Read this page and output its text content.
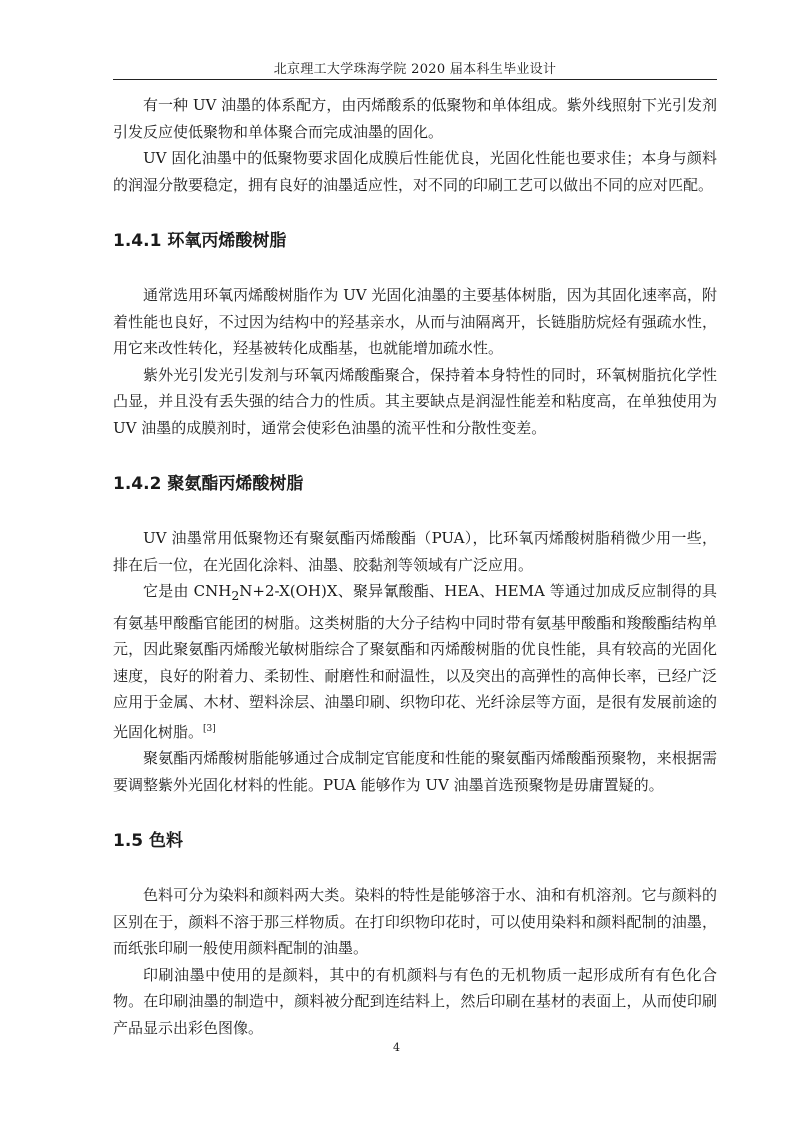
北京理工大学珠海学院 2020 届本科生毕业设计

有一种 UV 油墨的体系配方，由丙烯酸系的低聚物和单体组成。紫外线照射下光引发剂引发反应使低聚物和单体聚合而完成油墨的固化。

UV 固化油墨中的低聚物要求固化成膜后性能优良，光固化性能也要求佳；本身与颜料的润湿分散要稳定，拥有良好的油墨适应性，对不同的印刷工艺可以做出不同的应对匹配。

1.4.1 环氧丙烯酸树脂

通常选用环氧丙烯酸树脂作为 UV 光固化油墨的主要基体树脂，因为其固化速率高，附着性能也良好，不过因为结构中的羟基亲水，从而与油隔离开，长链脂肪烷烃有强疏水性，用它来改性转化，羟基被转化成酯基，也就能增加疏水性。

紫外光引发光引发剂与环氧丙烯酸酯聚合，保持着本身特性的同时，环氧树脂抗化学性凸显，并且没有丢失强的结合力的性质。其主要缺点是润湿性能差和粘度高，在单独使用为 UV 油墨的成膜剂时，通常会使彩色油墨的流平性和分散性变差。

1.4.2 聚氨酯丙烯酸树脂

UV 油墨常用低聚物还有聚氨酯丙烯酸酯（PUA），比环氧丙烯酸树脂稍微少用一些，排在后一位，在光固化涂料、油墨、胶黏剂等领域有广泛应用。

它是由 $CNH_2N+2-X(OH)X$、聚异氰酸酯、HEA、HEMA 等通过加成反应制得的具有氨基甲酸酯官能团的树脂。这类树脂的大分子结构中同时带有氨基甲酸酯和羧酸酯结构单元，因此聚氨酯丙烯酸光敏树脂综合了聚氨酯和丙烯酸树脂的优良性能，具有较高的光固化速度，良好的附着力、柔韧性、耐磨性和耐温性，以及突出的高弹性的高伸长率，已经广泛应用于金属、木材、塑料涂层、油墨印刷、织物印花、光纤涂层等方面，是很有发展前途的光固化树脂。[3]

聚氨酯丙烯酸树脂能够通过合成制定官能度和性能的聚氨酯丙烯酸酯预聚物，来根据需要调整紫外光固化材料的性能。PUA 能够作为 UV 油墨首选预聚物是毋庸置疑的。

1.5 色料

色料可分为染料和颜料两大类。染料的特性是能够溶于水、油和有机溶剂。它与颜料的区别在于，颜料不溶于那三样物质。在打印织物印花时，可以使用染料和颜料配制的油墨，而纸张印刷一般使用颜料配制的油墨。

印刷油墨中使用的是颜料，其中的有机颜料与有色的无机物质一起形成所有有色化合物。在印刷油墨的制造中，颜料被分配到连结料上，然后印刷在基材的表面上，从而使印刷产品显示出彩色图像。

4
•••••
Quote the data above in full and without alteration; skip the pictures.

Task response:
Read this page and output its text content.
北京理工大学珠海学院 2020 届本科生毕业设计

有一种 UV 油墨的体系配方，由丙烯酸系的低聚物和单体组成。紫外线照射下光引发剂引发反应使低聚物和单体聚合而完成油墨的固化。

UV 固化油墨中的低聚物要求固化成膜后性能优良，光固化性能也要求佳；本身与颜料的润湿分散要稳定，拥有良好的油墨适应性，对不同的印刷工艺可以做出不同的应对匹配。

1.4.1 环氧丙烯酸树脂

通常选用环氧丙烯酸树脂作为 UV 光固化油墨的主要基体树脂，因为其固化速率高，附着性能也良好，不过因为结构中的羟基亲水，从而与油隔离开，长链脂肪烷烃有强疏水性，用它来改性转化，羟基被转化成酯基，也就能增加疏水性。

紫外光引发光引发剂与环氧丙烯酸酯聚合，保持着本身特性的同时，环氧树脂抗化学性凸显，并且没有丢失强的结合力的性质。其主要缺点是润湿性能差和粘度高，在单独使用为 UV 油墨的成膜剂时，通常会使彩色油墨的流平性和分散性变差。

1.4.2 聚氨酯丙烯酸树脂

UV 油墨常用低聚物还有聚氨酯丙烯酸酯（PUA），比环氧丙烯酸树脂稍微少用一些，排在后一位，在光固化涂料、油墨、胶黏剂等领域有广泛应用。

它是由 $CNH_2N+2-X(OH)X$、聚异氰酸酯、HEA、HEMA 等通过加成反应制得的具有氨基甲酸酯官能团的树脂。这类树脂的大分子结构中同时带有氨基甲酸酯和羧酸酯结构单元，因此聚氨酯丙烯酸光敏树脂综合了聚氨酯和丙烯酸树脂的优良性能，具有较高的光固化速度，良好的附着力、柔韧性、耐磨性和耐温性，以及突出的高弹性的高伸长率，已经广泛应用于金属、木材、塑料涂层、油墨印刷、织物印花、光纤涂层等方面，是很有发展前途的光固化树脂。[3]

聚氨酯丙烯酸树脂能够通过合成制定官能度和性能的聚氨酯丙烯酸酯预聚物，来根据需要调整紫外光固化材料的性能。PUA 能够作为 UV 油墨首选预聚物是毋庸置疑的。

1.5 色料

色料可分为染料和颜料两大类。染料的特性是能够溶于水、油和有机溶剂。它与颜料的区别在于，颜料不溶于那三样物质。在打印织物印花时，可以使用染料和颜料配制的油墨，而纸张印刷一般使用颜料配制的油墨。

印刷油墨中使用的是颜料，其中的有机颜料与有色的无机物质一起形成所有有色化合物。在印刷油墨的制造中，颜料被分配到连结料上，然后印刷在基材的表面上，从而使印刷产品显示出彩色图像。

4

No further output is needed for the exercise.